Using per Stream state in Plain Python Source Connector

yzislin · September 11, 2022, 5:50pm

Hello,
I am writing a source connector which was generated via CDK and it is a plain source collector (ie check, discover and read). I have been using state to keep track for all of the streams at once. So every time I emit it, it displays full state for all connectors. I see that you have option to do state per stream which sounds appealing to me. Right now my logs are taking too much space because state gets printed in full every time it gets emitted.
I tried to implement per stream state as follows: (this is in Read function):

stream_state = AirbyteStateMessage(
            type=AirbyteStateType.STREAM,
            stream=AirbyteStreamState(
                stream_descriptor=StreamDescriptor(name="movies", namespace="public"),
                stream_state=AirbyteStateBlob.parse_obj({"cursor": "12345"}),
            ),
        )
        yield AirbyteMessage(type=Type.STATE, state=stream_state)

It seems that it works. I get different states stored in settings of the connection and it gets printed per stream.

SUPPLIED RECORDS:
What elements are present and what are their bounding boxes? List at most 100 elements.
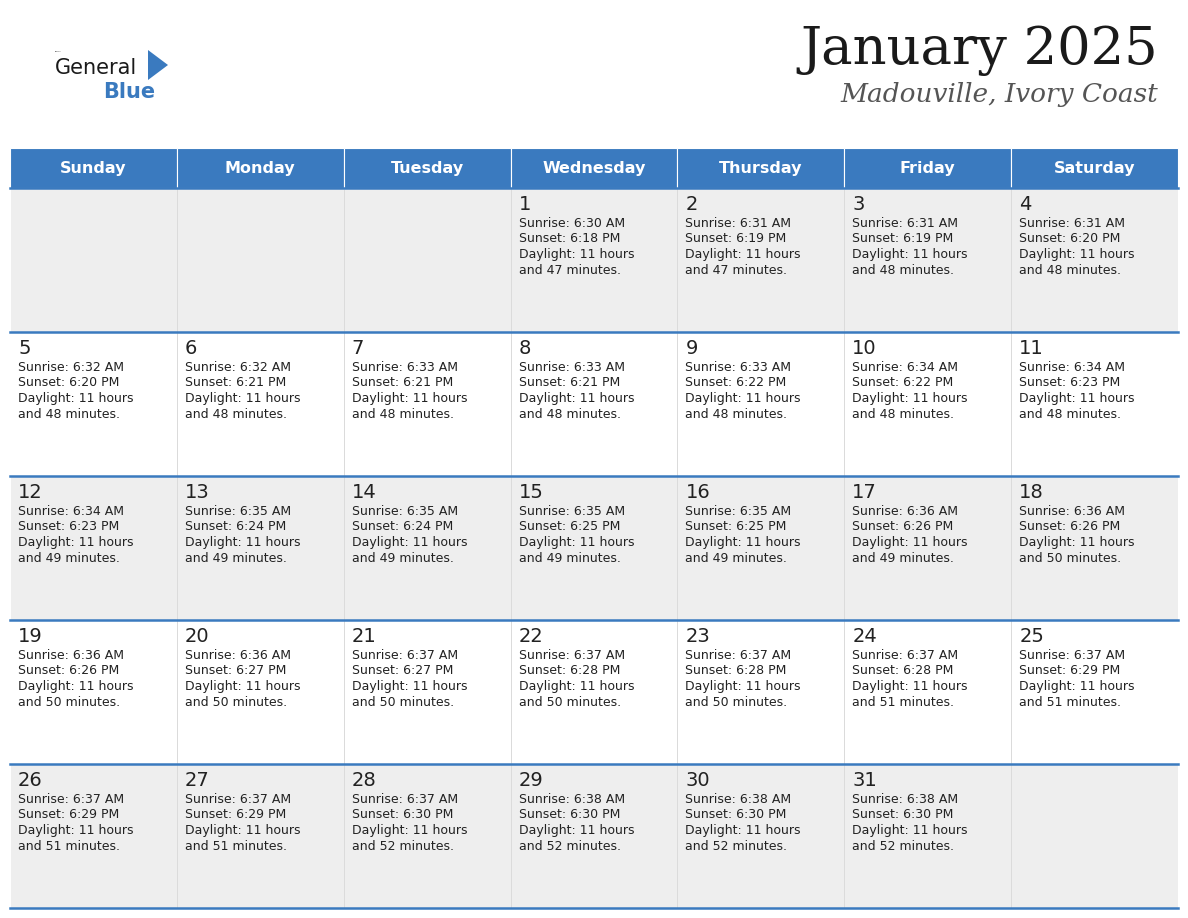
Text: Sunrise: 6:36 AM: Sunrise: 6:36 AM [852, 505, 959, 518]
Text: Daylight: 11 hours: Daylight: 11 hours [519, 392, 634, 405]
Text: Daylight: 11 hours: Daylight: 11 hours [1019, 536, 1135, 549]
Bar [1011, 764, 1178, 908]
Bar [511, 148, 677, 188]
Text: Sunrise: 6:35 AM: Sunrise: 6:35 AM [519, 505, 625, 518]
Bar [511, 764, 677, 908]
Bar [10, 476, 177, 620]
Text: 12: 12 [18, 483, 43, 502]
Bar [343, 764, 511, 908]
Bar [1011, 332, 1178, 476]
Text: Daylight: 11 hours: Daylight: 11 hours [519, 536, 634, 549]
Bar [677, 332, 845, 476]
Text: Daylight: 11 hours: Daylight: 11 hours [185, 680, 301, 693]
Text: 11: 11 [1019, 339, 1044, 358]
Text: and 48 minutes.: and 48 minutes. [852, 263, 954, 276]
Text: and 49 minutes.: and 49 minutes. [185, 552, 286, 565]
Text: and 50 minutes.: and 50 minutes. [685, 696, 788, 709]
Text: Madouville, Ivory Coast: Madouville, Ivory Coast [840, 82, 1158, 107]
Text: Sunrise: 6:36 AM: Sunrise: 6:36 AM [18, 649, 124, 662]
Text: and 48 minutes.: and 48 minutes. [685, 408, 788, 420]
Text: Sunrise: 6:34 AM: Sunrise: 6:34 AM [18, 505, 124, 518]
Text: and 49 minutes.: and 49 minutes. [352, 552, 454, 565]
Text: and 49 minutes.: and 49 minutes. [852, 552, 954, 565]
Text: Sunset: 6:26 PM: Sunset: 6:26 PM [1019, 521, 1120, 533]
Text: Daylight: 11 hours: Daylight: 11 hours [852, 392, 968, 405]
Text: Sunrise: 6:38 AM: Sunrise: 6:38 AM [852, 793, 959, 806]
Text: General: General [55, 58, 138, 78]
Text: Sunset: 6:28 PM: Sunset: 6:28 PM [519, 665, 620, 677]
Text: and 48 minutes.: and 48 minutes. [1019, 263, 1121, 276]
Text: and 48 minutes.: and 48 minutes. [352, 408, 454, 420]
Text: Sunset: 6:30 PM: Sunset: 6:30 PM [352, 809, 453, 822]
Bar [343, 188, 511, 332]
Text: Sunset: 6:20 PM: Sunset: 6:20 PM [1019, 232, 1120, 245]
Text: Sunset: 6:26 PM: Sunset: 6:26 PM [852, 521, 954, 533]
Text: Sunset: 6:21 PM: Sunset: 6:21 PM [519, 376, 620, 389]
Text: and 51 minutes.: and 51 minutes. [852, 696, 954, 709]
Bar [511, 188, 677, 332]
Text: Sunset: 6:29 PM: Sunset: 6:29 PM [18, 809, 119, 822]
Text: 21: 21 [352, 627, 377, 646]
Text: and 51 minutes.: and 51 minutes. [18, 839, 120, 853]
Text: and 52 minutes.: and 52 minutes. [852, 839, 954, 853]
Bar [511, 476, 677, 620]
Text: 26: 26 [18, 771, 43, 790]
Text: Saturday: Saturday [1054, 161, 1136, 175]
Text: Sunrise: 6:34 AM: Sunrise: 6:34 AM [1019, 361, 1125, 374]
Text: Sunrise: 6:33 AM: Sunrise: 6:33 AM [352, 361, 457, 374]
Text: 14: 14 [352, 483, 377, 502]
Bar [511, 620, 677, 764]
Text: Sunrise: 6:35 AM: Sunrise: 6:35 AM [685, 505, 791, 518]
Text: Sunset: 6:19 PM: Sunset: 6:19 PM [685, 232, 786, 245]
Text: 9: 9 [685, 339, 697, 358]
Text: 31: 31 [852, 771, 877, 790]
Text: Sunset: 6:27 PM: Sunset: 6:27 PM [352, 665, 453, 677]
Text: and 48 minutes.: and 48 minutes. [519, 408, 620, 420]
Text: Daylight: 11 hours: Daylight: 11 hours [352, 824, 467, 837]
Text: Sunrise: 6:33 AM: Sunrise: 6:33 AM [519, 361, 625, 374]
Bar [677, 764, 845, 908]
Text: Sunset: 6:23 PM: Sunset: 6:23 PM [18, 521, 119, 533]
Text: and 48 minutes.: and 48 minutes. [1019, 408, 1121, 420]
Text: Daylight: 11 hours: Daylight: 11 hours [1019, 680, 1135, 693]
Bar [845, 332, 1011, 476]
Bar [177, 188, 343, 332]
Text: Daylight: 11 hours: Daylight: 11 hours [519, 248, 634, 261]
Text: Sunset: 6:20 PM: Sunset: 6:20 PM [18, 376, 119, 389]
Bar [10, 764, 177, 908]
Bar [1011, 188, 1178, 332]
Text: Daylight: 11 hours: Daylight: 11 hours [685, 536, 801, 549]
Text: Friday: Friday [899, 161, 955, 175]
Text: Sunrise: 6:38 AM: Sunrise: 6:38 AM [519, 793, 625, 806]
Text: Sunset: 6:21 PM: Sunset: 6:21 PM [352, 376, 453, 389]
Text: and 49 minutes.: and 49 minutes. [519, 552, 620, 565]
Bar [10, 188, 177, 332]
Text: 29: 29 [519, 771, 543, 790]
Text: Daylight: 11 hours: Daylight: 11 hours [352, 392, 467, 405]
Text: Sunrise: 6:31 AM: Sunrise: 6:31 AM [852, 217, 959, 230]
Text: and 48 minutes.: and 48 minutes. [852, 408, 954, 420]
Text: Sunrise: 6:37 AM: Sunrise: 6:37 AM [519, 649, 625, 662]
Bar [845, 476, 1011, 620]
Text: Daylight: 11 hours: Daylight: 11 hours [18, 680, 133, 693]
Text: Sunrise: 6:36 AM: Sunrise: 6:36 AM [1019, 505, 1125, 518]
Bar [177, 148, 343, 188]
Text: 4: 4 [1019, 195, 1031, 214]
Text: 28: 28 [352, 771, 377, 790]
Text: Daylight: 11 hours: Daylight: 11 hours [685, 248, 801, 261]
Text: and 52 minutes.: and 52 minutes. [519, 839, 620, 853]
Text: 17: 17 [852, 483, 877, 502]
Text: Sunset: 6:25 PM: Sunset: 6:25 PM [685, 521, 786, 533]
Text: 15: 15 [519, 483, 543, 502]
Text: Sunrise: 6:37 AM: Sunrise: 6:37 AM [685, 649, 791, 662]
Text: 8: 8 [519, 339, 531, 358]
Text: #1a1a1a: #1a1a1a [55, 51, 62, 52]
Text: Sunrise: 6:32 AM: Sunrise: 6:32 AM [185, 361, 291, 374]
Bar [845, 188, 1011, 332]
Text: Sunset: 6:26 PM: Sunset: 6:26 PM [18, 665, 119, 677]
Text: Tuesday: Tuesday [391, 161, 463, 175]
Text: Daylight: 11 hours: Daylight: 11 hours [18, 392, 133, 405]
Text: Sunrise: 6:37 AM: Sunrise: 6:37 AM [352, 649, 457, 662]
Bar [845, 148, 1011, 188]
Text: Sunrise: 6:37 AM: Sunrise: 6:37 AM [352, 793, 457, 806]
==
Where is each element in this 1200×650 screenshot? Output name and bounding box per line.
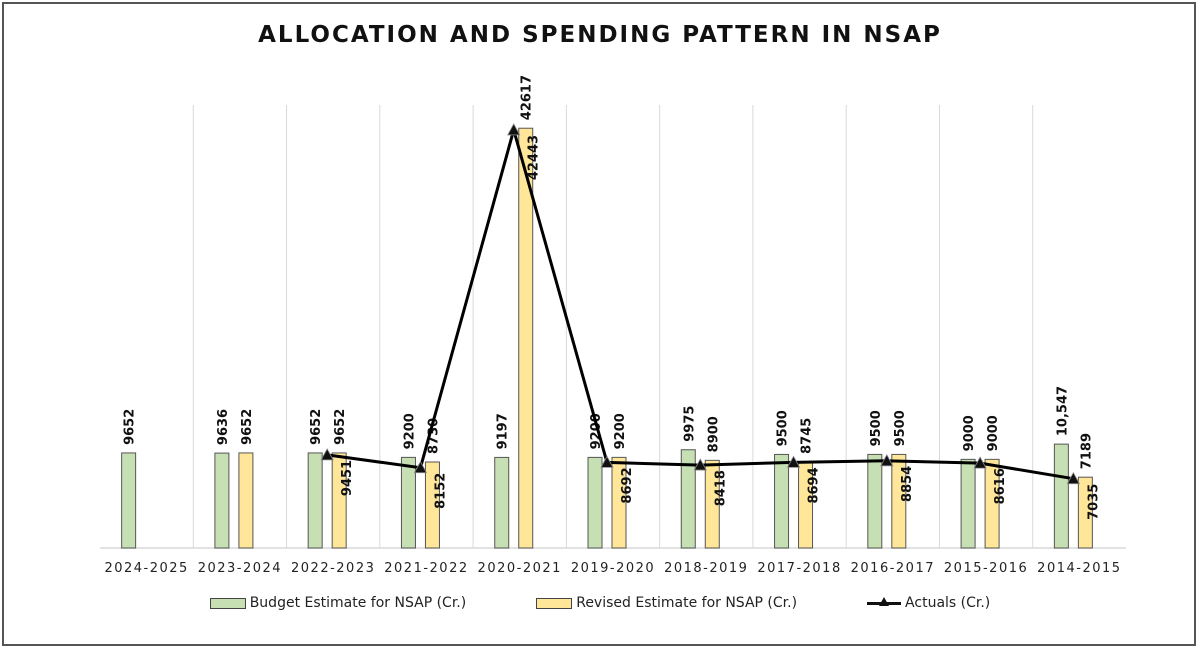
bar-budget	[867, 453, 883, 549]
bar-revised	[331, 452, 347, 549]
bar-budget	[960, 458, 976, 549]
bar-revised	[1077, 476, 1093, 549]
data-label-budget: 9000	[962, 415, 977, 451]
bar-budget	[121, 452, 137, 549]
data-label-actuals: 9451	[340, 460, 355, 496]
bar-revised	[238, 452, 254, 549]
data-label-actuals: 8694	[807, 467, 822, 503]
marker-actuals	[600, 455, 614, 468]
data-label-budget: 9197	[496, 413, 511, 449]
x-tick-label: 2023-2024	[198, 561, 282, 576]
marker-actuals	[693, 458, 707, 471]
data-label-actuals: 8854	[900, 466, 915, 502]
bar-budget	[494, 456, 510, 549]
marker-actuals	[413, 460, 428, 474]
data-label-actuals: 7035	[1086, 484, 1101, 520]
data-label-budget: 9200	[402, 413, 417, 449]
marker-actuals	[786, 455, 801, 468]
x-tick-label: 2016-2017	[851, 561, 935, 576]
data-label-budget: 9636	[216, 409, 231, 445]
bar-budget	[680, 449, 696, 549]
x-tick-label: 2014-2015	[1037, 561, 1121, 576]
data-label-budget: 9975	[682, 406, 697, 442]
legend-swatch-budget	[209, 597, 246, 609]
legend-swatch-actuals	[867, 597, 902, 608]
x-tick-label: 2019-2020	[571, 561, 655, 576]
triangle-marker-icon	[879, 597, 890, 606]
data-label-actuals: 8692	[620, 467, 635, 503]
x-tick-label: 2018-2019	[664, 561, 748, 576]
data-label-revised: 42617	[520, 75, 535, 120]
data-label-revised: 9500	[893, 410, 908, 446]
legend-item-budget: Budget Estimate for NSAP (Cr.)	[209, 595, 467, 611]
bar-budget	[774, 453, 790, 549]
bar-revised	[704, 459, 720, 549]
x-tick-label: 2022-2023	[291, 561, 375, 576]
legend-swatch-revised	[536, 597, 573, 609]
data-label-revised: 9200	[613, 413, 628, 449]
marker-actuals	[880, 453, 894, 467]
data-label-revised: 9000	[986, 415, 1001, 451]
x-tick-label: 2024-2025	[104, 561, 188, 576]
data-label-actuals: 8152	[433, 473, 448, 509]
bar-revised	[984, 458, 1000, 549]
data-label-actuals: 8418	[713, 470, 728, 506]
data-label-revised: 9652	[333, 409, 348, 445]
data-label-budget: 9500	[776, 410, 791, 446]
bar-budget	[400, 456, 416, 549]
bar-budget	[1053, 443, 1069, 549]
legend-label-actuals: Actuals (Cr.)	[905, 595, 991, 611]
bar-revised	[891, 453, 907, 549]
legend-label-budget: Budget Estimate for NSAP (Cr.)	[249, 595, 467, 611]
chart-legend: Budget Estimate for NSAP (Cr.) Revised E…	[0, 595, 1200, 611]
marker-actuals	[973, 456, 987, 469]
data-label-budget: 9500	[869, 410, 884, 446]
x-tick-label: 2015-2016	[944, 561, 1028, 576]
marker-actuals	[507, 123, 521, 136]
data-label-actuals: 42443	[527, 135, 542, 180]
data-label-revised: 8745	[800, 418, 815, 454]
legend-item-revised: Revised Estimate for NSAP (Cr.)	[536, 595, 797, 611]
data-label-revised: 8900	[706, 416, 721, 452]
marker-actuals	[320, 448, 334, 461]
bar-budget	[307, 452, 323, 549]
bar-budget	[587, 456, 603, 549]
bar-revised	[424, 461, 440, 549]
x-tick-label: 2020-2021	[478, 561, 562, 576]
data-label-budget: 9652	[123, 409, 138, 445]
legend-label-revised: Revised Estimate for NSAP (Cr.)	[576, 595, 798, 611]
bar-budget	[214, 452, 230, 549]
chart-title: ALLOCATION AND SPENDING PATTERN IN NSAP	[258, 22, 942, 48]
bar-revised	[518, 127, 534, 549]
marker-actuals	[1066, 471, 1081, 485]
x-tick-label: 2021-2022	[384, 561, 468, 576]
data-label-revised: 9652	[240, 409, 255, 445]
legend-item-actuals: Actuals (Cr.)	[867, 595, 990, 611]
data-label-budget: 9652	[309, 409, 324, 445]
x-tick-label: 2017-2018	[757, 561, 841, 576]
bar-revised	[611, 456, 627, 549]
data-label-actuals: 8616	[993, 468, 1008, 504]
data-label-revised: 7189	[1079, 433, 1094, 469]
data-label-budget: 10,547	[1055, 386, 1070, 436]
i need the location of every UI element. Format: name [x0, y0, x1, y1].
...
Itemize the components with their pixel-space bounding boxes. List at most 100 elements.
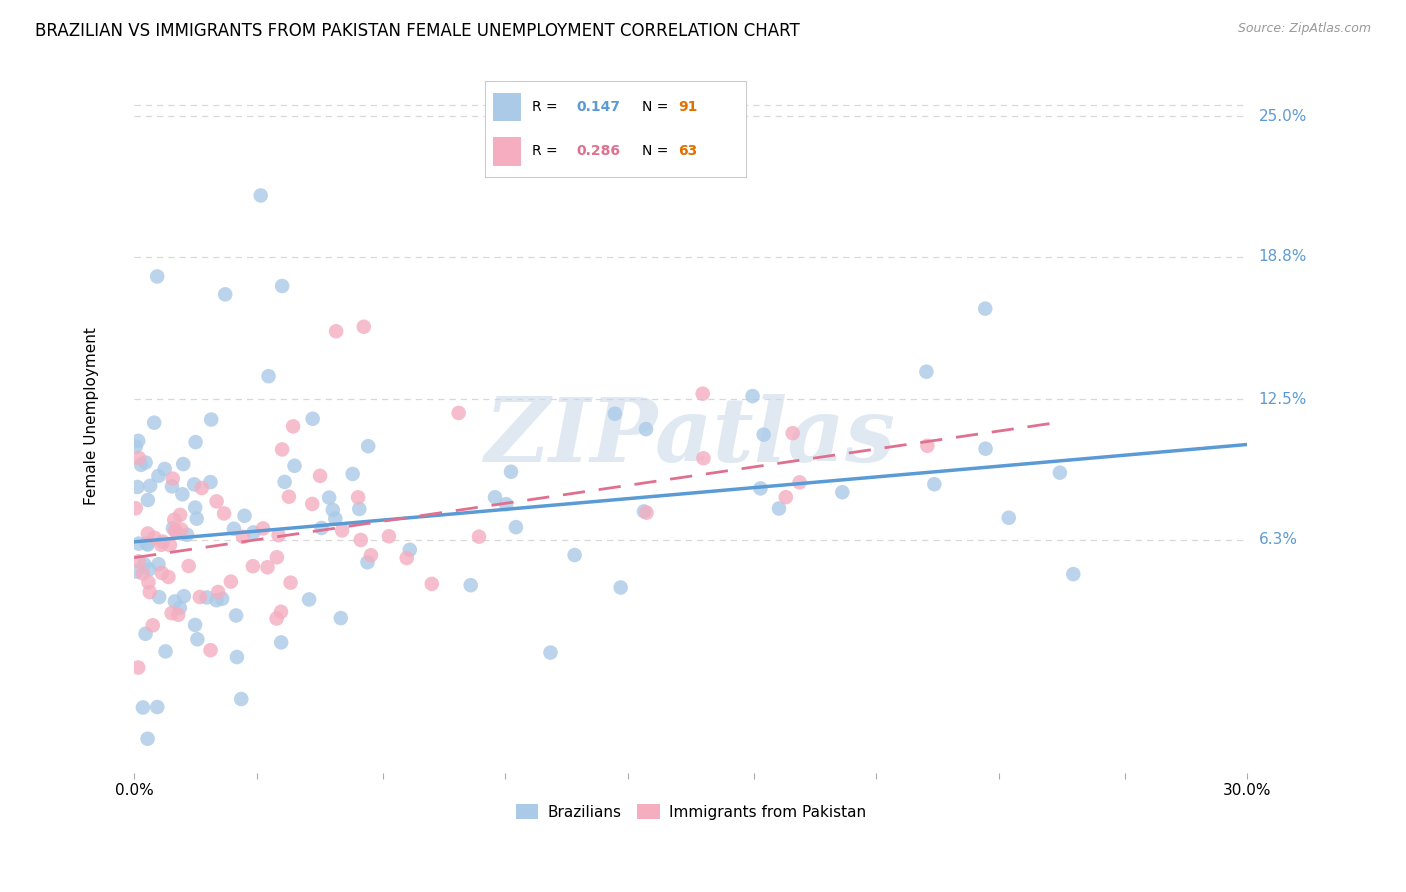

EXERCISES TO COMPLETE:
a) Answer these questions about the forum thread:
(i) How was the source connector generated?
(ii) What stream name is passed to the StreamDescriptor in the code?
(iii) Where does the poster find the different states stored after trying the change?
b) Output the rows between the one holding "What elements are" and the one holding "Bar [1011, 332, 1178, 476]", inclusive, as a JSON list of strings with one string per line. Skip blank lines and leave out the pictures.
The forum thread and the rows were taken from separate sources.

LIST OF SOLUTIONS:
a)
(i) It was generated via CDK.
(ii) The stream name is "movies".
(iii) They are stored in the settings of the connection.

b)
[
  "What elements are present and what are their bounding boxes? List at most 100 elements.",
  "Text: Sunrise: 6:36 AM: Sunrise: 6:36 AM [852, 505, 959, 518]",
  "Text: Daylight: 11 hours: Daylight: 11 hours [519, 392, 634, 405]",
  "Text: Daylight: 11 hours: Daylight: 11 hours [1019, 536, 1135, 549]",
  "Bar [1011, 764, 1178, 908]",
  "Bar [511, 148, 677, 188]",
  "Text: Sunrise: 6:35 AM: Sunrise: 6:35 AM [519, 505, 625, 518]",
  "Bar [511, 764, 677, 908]",
  "Bar [10, 476, 177, 620]",
  "Text: 12: 12 [18, 483, 43, 502]",
  "Bar [343, 764, 511, 908]",
  "Bar [1011, 332, 1178, 476]"
]